PROBLEM TO WORK ON →
Look through the material below and give the number of lines holding "color", with no other words.
--------------------------------------------------
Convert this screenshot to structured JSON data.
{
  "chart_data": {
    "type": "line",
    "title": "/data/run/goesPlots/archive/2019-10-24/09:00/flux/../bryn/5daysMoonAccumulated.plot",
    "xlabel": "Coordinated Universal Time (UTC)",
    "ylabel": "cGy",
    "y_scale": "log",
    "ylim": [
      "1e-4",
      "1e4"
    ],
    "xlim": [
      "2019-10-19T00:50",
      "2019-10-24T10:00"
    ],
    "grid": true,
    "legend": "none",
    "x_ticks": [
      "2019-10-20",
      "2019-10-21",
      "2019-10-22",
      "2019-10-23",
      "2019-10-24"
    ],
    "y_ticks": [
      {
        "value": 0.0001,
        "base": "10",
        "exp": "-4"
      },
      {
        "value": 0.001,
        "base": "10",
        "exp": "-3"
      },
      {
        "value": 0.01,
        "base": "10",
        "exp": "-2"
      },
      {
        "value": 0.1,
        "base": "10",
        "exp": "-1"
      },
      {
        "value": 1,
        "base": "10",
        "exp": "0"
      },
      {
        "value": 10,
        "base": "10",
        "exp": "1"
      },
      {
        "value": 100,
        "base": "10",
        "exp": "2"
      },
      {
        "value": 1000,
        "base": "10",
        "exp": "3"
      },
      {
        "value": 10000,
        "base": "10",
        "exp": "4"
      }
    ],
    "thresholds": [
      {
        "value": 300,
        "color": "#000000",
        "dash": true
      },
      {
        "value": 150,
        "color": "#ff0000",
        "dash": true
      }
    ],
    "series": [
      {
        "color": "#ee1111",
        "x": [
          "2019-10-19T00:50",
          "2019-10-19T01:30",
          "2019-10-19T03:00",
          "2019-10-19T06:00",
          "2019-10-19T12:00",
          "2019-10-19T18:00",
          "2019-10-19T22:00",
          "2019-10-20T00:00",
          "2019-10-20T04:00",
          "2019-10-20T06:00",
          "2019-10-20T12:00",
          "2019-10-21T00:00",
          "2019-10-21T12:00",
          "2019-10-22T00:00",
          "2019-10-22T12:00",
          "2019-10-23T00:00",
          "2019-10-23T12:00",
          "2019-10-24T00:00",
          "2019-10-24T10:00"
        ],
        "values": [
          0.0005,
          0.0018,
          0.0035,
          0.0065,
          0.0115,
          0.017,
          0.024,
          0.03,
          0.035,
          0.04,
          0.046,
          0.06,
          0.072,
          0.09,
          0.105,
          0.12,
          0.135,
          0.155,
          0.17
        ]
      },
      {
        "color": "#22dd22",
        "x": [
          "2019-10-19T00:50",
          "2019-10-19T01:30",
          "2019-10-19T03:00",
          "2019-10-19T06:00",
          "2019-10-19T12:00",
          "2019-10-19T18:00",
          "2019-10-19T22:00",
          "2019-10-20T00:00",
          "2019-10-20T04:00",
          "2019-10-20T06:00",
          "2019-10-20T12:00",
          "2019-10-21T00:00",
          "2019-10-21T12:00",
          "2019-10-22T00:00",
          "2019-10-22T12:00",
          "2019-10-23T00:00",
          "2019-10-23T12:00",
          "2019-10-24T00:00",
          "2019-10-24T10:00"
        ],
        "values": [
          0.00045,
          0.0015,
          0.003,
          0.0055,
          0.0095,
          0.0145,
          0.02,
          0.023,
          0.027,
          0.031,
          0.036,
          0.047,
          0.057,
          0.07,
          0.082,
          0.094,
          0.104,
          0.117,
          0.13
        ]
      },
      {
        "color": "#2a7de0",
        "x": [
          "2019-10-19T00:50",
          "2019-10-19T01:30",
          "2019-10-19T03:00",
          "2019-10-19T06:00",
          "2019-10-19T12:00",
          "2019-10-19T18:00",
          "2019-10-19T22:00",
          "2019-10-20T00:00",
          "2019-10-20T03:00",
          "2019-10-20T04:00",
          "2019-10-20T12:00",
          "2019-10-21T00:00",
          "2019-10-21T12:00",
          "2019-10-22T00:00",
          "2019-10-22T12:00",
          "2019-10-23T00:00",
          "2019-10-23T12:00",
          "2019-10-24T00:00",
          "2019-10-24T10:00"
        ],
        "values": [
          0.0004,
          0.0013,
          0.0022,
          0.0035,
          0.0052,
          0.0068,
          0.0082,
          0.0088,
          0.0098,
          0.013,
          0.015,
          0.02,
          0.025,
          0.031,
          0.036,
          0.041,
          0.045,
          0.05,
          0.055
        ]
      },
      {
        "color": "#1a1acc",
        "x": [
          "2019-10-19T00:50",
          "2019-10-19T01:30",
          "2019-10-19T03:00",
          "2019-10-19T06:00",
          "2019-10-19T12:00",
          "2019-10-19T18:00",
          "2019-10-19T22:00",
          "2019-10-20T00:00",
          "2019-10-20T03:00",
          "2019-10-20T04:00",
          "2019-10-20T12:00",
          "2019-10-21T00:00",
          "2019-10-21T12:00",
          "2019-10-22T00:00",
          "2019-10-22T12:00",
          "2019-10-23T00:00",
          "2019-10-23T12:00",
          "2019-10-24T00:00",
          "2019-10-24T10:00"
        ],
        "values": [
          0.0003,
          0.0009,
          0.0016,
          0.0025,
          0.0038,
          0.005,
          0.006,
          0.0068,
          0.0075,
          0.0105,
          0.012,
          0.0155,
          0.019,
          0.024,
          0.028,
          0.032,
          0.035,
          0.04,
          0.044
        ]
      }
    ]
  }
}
--------------------------------------------------
EXERCISE SOLUTION →
6